(Stored data)
• • • • • • •

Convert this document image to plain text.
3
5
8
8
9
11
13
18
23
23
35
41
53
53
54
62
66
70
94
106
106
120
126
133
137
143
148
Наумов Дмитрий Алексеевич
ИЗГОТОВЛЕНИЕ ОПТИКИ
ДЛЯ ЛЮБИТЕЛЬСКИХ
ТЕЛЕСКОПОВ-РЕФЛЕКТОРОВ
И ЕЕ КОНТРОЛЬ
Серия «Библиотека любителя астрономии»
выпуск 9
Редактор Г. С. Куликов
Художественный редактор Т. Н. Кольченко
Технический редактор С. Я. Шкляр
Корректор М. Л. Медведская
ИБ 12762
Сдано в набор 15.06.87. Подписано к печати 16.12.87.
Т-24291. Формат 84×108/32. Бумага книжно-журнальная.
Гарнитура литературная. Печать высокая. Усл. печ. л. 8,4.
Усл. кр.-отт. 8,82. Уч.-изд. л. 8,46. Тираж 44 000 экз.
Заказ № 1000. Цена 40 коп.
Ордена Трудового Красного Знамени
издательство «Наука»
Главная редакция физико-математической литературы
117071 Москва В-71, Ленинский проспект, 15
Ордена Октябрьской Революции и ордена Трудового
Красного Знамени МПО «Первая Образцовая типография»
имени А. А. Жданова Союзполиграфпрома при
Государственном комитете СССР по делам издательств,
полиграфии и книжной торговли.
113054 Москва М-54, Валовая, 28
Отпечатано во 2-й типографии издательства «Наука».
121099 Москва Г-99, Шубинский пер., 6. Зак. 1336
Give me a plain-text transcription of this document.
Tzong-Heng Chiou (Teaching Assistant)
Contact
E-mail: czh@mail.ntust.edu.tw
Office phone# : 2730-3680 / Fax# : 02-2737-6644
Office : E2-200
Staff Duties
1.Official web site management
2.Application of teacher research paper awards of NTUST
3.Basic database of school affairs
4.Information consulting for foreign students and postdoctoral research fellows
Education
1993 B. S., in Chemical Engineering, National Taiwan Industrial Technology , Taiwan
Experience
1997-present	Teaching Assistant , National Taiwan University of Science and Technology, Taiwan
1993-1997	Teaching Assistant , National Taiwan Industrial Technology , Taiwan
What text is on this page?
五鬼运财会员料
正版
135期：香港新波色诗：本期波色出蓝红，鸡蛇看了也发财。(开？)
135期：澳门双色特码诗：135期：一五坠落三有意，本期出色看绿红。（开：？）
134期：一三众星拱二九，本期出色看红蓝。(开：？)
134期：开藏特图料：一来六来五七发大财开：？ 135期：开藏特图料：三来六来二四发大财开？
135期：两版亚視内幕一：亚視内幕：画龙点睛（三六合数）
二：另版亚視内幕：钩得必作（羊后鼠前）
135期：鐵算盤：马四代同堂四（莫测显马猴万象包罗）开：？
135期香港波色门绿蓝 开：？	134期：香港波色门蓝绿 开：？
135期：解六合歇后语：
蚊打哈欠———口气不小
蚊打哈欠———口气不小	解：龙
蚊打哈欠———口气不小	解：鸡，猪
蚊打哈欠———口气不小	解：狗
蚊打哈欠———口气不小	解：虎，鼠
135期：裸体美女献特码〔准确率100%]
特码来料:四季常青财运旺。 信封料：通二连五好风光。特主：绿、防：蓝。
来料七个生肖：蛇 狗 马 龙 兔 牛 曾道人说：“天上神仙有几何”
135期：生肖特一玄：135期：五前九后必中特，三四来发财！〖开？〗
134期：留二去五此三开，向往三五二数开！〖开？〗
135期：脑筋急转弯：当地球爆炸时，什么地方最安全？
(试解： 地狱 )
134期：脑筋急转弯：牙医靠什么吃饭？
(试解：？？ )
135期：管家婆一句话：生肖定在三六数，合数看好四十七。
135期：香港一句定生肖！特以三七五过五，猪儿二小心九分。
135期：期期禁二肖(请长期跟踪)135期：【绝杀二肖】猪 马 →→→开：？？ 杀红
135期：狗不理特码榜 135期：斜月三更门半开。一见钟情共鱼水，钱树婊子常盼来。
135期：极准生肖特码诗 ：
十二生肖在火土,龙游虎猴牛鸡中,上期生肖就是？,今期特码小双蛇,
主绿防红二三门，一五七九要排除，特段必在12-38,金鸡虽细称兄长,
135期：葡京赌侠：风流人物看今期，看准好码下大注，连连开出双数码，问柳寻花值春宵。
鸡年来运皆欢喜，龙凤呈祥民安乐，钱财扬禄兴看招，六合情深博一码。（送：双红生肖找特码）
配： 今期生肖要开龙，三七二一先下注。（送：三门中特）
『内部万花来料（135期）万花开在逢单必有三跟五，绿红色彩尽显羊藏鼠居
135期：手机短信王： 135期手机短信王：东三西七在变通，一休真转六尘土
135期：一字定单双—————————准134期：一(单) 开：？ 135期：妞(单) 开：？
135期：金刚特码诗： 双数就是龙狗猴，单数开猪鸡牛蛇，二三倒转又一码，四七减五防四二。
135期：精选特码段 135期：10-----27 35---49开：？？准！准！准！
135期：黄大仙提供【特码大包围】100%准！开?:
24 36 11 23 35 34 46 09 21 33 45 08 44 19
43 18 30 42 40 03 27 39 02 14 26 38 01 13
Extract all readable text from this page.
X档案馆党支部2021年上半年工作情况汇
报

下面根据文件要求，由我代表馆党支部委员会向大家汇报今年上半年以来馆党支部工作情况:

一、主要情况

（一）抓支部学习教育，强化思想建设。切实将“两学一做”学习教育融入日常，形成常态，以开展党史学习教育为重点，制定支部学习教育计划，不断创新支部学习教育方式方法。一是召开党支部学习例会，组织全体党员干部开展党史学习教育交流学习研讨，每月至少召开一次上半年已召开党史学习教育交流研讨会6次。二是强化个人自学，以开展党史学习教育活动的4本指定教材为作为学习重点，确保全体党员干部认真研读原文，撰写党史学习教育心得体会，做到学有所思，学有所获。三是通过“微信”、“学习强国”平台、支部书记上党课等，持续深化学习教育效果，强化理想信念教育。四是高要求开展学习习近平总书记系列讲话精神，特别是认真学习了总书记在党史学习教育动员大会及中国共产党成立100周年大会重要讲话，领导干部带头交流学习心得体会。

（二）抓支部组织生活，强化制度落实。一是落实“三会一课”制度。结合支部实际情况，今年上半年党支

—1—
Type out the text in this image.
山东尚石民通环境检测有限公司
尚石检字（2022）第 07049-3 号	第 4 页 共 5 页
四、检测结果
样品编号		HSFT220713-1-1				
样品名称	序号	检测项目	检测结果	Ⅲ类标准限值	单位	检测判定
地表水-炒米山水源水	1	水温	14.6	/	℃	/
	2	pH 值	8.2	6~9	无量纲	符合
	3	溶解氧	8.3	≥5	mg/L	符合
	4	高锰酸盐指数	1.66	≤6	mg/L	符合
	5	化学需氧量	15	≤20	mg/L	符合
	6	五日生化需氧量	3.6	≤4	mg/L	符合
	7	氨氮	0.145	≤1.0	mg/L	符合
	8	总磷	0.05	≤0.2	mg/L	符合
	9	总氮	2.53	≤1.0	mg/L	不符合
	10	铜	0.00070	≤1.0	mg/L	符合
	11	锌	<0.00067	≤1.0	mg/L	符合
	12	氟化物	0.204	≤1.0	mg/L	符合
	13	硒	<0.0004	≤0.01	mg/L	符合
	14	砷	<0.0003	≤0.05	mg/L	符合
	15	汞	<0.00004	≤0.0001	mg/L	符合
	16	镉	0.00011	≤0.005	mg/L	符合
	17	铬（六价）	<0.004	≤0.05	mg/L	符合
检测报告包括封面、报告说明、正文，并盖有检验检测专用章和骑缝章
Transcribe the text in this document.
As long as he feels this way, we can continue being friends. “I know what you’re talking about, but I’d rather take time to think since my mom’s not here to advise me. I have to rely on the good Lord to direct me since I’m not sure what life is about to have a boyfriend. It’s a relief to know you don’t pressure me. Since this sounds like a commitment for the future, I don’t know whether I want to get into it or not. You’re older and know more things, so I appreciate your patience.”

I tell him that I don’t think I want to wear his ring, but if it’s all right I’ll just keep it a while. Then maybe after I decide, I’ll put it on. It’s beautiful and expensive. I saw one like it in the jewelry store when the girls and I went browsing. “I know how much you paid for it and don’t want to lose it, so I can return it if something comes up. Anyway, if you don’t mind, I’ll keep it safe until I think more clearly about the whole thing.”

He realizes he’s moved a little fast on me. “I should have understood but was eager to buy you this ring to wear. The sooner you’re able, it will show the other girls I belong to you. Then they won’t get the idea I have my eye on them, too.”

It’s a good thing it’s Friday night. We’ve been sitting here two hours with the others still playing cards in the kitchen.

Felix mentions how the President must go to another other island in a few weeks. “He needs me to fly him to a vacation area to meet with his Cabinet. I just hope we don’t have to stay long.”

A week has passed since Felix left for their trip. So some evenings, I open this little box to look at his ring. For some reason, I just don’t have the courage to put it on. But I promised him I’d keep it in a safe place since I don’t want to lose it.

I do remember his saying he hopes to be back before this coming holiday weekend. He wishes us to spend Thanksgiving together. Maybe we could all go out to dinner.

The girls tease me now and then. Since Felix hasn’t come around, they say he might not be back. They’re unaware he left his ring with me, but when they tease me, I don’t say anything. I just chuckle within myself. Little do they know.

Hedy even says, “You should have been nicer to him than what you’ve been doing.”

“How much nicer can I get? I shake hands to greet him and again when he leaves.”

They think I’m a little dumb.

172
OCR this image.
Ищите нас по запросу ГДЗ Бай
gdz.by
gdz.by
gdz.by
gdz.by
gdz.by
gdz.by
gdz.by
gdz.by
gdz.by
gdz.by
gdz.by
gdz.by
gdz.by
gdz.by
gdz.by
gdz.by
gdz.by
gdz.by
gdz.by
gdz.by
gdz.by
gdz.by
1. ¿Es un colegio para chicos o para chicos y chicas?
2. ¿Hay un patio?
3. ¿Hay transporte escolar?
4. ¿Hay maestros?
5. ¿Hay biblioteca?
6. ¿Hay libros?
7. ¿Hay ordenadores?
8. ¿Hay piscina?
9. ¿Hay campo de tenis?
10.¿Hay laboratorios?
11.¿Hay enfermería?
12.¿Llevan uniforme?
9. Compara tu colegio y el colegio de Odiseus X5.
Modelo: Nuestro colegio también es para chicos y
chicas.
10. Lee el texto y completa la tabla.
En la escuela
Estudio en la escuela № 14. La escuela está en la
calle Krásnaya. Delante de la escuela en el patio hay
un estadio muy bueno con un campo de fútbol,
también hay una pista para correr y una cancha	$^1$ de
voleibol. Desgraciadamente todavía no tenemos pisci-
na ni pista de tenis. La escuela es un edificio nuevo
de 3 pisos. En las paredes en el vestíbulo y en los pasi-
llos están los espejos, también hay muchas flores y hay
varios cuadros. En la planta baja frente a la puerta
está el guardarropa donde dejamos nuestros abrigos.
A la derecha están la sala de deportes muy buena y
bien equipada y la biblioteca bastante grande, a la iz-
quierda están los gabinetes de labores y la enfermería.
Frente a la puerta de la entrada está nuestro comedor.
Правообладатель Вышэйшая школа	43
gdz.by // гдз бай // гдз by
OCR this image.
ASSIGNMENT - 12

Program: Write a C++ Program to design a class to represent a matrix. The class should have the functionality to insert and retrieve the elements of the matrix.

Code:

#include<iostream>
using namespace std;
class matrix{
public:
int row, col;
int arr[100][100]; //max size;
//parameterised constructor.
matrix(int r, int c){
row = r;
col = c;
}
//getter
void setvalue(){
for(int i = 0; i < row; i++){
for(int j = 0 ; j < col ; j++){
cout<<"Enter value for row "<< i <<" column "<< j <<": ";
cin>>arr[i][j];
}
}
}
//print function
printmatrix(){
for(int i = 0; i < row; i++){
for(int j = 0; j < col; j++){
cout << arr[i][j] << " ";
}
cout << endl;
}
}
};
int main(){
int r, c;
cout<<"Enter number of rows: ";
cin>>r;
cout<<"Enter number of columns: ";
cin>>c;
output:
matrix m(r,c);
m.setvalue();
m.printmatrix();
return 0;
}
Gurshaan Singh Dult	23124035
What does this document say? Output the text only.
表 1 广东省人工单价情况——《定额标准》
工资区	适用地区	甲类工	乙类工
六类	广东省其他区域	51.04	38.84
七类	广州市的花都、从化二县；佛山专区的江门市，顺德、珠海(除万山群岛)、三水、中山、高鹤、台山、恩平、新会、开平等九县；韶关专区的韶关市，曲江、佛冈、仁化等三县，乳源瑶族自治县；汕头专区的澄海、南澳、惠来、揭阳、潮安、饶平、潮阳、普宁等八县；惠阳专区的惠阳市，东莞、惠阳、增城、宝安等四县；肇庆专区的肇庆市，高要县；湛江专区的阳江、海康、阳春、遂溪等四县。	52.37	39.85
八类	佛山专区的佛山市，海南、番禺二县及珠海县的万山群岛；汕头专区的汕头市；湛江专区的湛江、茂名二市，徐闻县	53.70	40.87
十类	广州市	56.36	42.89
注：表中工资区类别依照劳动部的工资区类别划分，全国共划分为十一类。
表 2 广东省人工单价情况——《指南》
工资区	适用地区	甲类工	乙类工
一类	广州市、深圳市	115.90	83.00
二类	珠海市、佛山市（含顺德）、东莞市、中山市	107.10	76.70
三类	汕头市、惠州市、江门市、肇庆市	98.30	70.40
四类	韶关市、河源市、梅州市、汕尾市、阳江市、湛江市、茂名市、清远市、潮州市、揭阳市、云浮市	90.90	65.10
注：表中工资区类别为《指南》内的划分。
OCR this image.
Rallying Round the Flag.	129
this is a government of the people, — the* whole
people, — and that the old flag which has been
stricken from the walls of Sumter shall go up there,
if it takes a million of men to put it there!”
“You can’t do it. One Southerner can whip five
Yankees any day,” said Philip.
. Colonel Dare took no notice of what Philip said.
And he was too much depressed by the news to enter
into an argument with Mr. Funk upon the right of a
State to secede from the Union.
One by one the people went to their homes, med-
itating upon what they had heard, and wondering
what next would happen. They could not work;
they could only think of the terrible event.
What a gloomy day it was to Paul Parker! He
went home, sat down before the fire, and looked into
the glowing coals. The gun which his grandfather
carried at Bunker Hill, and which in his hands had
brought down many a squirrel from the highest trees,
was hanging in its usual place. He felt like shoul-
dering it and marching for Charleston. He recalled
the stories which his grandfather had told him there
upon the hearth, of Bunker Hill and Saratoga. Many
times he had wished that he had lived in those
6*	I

• • • • • • •

_WRITTEN PROBLEM:_
State how many lines of the records above contain the word "Hill", and give only that number.

_EXERCISE OUTPUT:_
2